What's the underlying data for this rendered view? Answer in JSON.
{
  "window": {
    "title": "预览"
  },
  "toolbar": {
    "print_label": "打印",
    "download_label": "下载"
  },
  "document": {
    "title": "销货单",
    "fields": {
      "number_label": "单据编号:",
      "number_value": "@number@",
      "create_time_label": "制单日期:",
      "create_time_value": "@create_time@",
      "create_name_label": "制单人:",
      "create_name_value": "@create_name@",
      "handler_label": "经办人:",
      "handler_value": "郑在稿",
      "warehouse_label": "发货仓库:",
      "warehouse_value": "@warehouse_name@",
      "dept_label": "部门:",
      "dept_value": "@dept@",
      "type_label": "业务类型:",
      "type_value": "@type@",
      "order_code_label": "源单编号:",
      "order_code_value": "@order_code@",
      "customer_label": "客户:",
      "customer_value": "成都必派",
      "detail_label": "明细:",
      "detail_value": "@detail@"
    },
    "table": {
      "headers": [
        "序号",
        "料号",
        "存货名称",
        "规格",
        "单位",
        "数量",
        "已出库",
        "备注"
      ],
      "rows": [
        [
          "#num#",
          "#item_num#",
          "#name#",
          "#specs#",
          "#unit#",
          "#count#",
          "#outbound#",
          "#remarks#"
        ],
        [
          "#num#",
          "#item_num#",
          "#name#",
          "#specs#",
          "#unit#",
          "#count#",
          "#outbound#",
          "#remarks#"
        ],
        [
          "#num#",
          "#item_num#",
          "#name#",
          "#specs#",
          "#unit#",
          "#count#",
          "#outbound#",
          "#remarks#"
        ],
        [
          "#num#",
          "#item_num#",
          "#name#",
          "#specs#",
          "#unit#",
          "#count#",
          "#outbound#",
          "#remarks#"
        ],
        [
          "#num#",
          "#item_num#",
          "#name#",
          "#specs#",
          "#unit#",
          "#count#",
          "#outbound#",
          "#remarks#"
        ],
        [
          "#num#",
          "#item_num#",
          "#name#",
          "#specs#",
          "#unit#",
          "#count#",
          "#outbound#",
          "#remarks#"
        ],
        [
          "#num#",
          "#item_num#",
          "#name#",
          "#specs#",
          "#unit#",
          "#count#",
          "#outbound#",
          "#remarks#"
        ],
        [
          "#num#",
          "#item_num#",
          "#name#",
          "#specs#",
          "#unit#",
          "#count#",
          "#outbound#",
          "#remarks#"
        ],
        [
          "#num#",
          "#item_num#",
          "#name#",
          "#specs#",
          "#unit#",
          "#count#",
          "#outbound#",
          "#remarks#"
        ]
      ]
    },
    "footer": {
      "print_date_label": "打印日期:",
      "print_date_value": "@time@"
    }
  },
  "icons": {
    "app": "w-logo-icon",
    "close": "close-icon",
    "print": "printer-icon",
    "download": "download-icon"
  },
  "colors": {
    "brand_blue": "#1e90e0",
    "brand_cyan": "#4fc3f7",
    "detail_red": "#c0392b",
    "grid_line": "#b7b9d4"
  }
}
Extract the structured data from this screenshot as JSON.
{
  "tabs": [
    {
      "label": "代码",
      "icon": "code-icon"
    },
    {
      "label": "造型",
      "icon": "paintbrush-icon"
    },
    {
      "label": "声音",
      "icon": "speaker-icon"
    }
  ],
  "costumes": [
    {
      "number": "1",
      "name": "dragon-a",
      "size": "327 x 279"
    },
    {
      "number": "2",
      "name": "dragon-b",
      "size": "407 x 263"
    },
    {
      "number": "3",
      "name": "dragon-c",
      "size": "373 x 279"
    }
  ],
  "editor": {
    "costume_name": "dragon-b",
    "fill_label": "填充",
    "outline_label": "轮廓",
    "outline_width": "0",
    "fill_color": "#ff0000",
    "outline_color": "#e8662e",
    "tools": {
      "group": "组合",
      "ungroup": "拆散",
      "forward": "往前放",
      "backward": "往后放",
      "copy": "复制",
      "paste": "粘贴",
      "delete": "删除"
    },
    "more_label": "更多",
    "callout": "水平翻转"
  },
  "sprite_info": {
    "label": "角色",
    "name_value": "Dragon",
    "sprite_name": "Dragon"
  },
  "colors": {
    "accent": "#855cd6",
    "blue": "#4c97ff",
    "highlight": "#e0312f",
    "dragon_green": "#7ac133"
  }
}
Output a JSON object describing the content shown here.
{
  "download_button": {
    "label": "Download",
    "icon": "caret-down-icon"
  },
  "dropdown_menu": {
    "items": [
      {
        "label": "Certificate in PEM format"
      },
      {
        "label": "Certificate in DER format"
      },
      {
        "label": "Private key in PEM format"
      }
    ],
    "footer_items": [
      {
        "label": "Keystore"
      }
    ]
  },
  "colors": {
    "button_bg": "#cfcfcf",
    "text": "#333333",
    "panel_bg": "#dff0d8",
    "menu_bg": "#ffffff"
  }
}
══════════
Task prompt: Extract all of the material exactly as it is written.

Complete output:
What's the underlying data for this rendered view? Answer in JSON.
{
  "window": {
    "title": "预览"
  },
  "toolbar": {
    "print_label": "打印",
    "download_label": "下载"
  },
  "document": {
    "title": "销货单",
    "fields": {
      "number_label": "单据编号:",
      "number_value": "@number@",
      "create_time_label": "制单日期:",
      "create_time_value": "@create_time@",
      "create_name_label": "制单人:",
      "create_name_value": "@create_name@",
      "handler_label": "经办人:",
      "handler_value": "郑在稿",
      "warehouse_label": "发货仓库:",
      "warehouse_value": "@warehouse_name@",
      "dept_label": "部门:",
      "dept_value": "@dept@",
      "type_label": "业务类型:",
      "type_value": "@type@",
      "order_code_label": "源单编号:",
      "order_code_value": "@order_code@",
      "customer_label": "客户:",
      "customer_value": "成都必派",
      "detail_label": "明细:",
      "detail_value": "@detail@"
    },
    "table": {
      "headers": [
        "序号",
        "料号",
        "存货名称",
        "规格",
        "单位",
        "数量",
        "已出库",
        "备注"
      ],
      "rows": [
        [
          "#num#",
          "#item_num#",
          "#name#",
          "#specs#",
          "#unit#",
          "#count#",
          "#outbound#",
          "#remarks#"
        ],
        [
          "#num#",
          "#item_num#",
          "#name#",
          "#specs#",
          "#unit#",
          "#count#",
          "#outbound#",
          "#remarks#"
        ],
        [
          "#num#",
          "#item_num#",
          "#name#",
          "#specs#",
          "#unit#",
          "#count#",
          "#outbound#",
          "#remarks#"
        ],
        [
          "#num#",
          "#item_num#",
          "#name#",
          "#specs#",
          "#unit#",
          "#count#",
          "#outbound#",
          "#remarks#"
        ],
        [
          "#num#",
          "#item_num#",
          "#name#",
          "#specs#",
          "#unit#",
          "#count#",
          "#outbound#",
          "#remarks#"
        ],
        [
          "#num#",
          "#item_num#",
          "#name#",
          "#specs#",
          "#unit#",
          "#count#",
          "#outbound#",
          "#remarks#"
        ],
        [
          "#num#",
          "#item_num#",
          "#name#",
          "#specs#",
          "#unit#",
          "#count#",
          "#outbound#",
          "#remarks#"
        ],
        [
          "#num#",
          "#item_num#",
          "#name#",
          "#specs#",
          "#unit#",
          "#count#",
          "#outbound#",
          "#remarks#"
        ],
        [
          "#num#",
          "#item_num#",
          "#name#",
          "#specs#",
          "#unit#",
          "#count#",
          "#outbound#",
          "#remarks#"
        ]
      ]
    },
    "footer": {
      "print_date_label": "打印日期:",
      "print_date_value": "@time@"
    }
  },
  "icons": {
    "app": "w-logo-icon",
    "close": "close-icon",
    "print": "printer-icon",
    "download": "download-icon"
  },
  "colors": {
    "brand_blue": "#1e90e0",
    "brand_cyan": "#4fc3f7",
    "detail_red": "#c0392b",
    "grid_line": "#b7b9d4"
  }
}
Extract the structured data from this screenshot as JSON.
{
  "tabs": [
    {
      "label": "代码",
      "icon": "code-icon"
    },
    {
      "label": "造型",
      "icon": "paintbrush-icon"
    },
    {
      "label": "声音",
      "icon": "speaker-icon"
    }
  ],
  "costumes": [
    {
      "number": "1",
      "name": "dragon-a",
      "size": "327 x 279"
    },
    {
      "number": "2",
      "name": "dragon-b",
      "size": "407 x 263"
    },
    {
      "number": "3",
      "name": "dragon-c",
      "size": "373 x 279"
    }
  ],
  "editor": {
    "costume_name": "dragon-b",
    "fill_label": "填充",
    "outline_label": "轮廓",
    "outline_width": "0",
    "fill_color": "#ff0000",
    "outline_color": "#e8662e",
    "tools": {
      "group": "组合",
      "ungroup": "拆散",
      "forward": "往前放",
      "backward": "往后放",
      "copy": "复制",
      "paste": "粘贴",
      "delete": "删除"
    },
    "more_label": "更多",
    "callout": "水平翻转"
  },
  "sprite_info": {
    "label": "角色",
    "name_value": "Dragon",
    "sprite_name": "Dragon"
  },
  "colors": {
    "accent": "#855cd6",
    "blue": "#4c97ff",
    "highlight": "#e0312f",
    "dragon_green": "#7ac133"
  }
}
Output a JSON object describing the content shown here.
{
  "download_button": {
    "label": "Download",
    "icon": "caret-down-icon"
  },
  "dropdown_menu": {
    "items": [
      {
        "label": "Certificate in PEM format"
      },
      {
        "label": "Certificate in DER format"
      },
      {
        "label": "Private key in PEM format"
      }
    ],
    "footer_items": [
      {
        "label": "Keystore"
      }
    ]
  },
  "colors": {
    "button_bg": "#cfcfcf",
    "text": "#333333",
    "panel_bg": "#dff0d8",
    "menu_bg": "#ffffff"
  }
}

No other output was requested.